_Exercise prompt_:
From the entries below, copy out every line with "screenshot" in it.

_Extracted entries_:
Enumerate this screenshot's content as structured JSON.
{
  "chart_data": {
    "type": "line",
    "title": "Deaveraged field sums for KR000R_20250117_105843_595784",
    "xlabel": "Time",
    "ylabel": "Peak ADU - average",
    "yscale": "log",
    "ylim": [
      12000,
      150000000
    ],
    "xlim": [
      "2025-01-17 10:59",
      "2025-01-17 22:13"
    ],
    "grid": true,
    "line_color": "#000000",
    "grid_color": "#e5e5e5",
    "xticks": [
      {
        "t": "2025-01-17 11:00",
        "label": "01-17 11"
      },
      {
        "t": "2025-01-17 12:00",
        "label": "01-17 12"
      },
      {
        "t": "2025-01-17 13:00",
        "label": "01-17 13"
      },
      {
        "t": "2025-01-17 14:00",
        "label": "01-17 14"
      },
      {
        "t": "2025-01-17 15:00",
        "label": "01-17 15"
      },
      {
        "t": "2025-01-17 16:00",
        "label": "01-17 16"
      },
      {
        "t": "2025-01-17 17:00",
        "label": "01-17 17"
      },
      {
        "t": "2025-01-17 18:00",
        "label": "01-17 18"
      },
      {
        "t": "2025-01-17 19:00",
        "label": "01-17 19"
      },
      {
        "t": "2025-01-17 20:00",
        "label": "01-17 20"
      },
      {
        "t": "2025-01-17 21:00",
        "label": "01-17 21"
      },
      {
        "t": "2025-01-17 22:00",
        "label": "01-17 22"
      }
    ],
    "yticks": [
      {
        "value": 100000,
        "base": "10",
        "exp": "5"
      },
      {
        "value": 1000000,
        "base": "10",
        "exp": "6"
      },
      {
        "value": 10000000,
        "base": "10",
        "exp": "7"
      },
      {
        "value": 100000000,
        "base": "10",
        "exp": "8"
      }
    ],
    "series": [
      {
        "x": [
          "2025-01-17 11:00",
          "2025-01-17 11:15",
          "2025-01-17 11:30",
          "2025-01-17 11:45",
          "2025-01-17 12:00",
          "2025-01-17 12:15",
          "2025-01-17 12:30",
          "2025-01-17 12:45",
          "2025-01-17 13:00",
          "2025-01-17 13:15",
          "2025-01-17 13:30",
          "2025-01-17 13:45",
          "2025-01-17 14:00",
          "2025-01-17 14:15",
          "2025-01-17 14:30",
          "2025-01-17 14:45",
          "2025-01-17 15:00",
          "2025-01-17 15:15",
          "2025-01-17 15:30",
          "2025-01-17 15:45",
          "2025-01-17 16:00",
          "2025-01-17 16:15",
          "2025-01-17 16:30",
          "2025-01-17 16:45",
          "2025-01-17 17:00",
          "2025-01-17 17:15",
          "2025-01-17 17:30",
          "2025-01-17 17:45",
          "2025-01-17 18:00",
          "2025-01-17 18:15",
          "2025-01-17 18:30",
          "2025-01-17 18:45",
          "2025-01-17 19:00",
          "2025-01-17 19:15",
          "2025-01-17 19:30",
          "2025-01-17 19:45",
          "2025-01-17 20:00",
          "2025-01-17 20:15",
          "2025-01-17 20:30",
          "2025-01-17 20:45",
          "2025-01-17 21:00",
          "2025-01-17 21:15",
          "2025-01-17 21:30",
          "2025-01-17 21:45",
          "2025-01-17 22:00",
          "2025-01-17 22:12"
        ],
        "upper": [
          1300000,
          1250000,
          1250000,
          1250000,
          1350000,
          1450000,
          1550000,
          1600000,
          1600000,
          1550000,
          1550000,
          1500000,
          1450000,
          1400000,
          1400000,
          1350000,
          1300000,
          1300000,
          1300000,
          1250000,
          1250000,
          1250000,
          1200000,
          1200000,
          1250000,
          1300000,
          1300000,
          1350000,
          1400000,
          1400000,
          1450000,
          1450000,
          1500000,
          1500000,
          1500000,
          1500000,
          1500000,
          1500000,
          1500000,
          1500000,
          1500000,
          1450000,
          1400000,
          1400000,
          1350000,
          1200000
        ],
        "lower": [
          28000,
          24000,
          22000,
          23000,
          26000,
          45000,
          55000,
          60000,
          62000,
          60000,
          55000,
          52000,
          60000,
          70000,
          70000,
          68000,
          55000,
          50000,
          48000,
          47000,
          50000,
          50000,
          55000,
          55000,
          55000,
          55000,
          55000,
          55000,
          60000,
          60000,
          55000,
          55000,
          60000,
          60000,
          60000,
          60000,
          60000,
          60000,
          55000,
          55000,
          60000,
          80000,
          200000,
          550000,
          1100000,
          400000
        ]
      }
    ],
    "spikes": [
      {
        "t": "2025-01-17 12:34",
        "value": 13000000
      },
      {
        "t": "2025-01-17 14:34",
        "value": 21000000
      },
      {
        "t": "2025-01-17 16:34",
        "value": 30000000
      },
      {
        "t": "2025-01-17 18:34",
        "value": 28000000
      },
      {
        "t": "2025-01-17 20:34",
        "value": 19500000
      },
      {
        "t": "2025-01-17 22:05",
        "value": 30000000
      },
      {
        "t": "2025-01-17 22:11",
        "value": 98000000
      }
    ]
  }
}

==

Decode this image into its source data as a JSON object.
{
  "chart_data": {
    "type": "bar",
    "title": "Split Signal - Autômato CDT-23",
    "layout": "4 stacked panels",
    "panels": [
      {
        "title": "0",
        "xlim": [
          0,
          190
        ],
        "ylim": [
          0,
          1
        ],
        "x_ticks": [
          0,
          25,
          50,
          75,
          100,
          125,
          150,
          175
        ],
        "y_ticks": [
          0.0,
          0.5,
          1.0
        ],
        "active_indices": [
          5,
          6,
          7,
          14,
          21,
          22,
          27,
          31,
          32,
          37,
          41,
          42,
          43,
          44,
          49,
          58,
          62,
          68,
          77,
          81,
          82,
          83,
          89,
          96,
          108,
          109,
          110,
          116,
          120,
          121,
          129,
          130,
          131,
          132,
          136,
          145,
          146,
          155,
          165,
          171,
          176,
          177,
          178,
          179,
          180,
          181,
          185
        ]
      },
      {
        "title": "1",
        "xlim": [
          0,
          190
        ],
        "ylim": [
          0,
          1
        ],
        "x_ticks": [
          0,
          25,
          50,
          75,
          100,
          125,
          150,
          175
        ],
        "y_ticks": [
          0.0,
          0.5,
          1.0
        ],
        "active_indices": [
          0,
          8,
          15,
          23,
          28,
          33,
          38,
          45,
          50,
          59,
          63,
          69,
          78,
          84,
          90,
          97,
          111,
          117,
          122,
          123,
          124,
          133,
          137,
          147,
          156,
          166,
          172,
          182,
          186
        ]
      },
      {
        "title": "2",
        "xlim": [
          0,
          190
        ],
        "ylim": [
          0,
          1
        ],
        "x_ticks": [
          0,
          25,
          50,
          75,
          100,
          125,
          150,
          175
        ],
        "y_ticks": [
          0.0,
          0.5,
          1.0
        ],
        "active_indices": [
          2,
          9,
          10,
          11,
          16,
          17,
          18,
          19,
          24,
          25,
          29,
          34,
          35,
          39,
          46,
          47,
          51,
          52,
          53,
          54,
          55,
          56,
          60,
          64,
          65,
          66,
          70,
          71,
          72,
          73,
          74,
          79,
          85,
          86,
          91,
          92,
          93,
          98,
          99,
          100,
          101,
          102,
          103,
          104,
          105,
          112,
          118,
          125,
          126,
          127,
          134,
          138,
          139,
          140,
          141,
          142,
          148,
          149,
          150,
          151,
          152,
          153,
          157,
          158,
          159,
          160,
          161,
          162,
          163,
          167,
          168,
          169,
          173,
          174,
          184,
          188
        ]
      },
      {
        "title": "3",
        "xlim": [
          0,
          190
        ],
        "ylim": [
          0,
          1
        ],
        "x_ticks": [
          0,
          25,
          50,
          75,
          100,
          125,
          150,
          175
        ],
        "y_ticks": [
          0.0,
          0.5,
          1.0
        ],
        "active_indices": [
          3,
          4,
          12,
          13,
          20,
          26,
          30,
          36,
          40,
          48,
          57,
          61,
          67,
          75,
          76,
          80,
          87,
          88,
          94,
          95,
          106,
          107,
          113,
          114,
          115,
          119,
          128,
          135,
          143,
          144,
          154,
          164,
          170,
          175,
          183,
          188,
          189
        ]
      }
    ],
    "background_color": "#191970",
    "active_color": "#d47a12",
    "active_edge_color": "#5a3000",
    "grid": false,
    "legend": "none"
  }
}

* * *

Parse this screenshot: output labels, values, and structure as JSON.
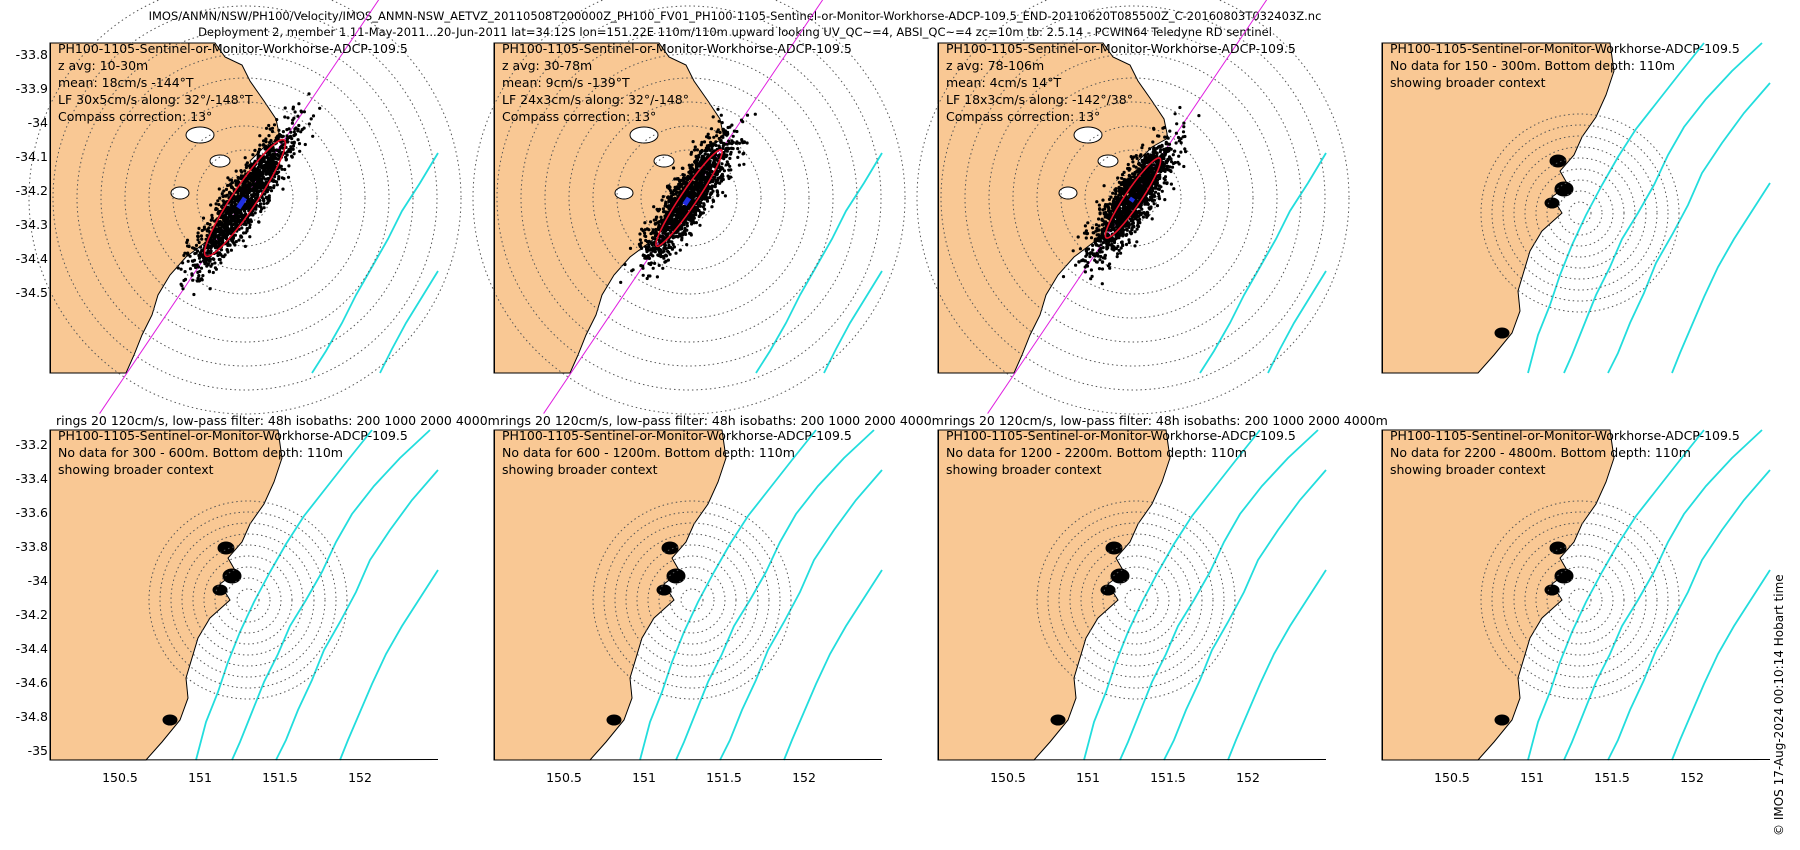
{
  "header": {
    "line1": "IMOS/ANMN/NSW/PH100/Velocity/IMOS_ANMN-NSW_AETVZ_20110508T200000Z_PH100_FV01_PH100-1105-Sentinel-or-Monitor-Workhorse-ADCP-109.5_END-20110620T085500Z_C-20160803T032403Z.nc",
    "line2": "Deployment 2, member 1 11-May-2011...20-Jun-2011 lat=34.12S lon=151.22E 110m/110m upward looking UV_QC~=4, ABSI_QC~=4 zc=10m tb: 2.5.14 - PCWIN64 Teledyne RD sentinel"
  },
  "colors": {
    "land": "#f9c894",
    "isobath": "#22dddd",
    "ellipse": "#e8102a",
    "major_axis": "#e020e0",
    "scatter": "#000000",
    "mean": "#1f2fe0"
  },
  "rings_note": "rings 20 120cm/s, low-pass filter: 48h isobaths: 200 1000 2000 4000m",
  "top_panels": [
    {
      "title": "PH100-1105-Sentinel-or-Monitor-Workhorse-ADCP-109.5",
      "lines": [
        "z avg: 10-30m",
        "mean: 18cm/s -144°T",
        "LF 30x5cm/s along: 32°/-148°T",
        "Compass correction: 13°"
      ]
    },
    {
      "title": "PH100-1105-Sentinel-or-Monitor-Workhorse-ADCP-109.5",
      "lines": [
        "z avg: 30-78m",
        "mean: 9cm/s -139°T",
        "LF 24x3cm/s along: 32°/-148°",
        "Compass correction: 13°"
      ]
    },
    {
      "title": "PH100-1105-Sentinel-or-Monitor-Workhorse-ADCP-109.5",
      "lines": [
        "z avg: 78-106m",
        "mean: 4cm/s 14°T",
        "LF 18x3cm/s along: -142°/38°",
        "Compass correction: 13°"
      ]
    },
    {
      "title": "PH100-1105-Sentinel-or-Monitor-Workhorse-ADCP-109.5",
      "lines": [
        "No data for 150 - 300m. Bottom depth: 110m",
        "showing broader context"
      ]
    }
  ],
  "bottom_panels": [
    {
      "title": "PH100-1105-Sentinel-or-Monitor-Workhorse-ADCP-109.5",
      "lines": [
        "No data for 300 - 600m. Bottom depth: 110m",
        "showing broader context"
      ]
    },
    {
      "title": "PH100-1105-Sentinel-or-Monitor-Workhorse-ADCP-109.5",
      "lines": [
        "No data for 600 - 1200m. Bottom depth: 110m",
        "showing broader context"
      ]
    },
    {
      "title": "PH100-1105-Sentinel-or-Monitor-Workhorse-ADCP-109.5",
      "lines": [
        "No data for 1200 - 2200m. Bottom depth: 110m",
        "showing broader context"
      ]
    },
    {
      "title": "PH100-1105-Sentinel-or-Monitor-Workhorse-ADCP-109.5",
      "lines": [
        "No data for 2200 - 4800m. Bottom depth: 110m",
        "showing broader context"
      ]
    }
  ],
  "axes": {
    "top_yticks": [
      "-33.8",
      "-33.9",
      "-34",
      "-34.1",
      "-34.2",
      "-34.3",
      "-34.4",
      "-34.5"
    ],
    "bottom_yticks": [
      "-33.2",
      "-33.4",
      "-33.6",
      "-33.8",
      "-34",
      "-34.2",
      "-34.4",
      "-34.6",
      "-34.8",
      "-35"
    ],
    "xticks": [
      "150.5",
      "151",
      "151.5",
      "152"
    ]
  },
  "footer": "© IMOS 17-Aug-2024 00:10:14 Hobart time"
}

_Output below_:
Enumerate this screenshot's content as structured JSON.
Parse this screenshot: output labels, values, and structure as JSON.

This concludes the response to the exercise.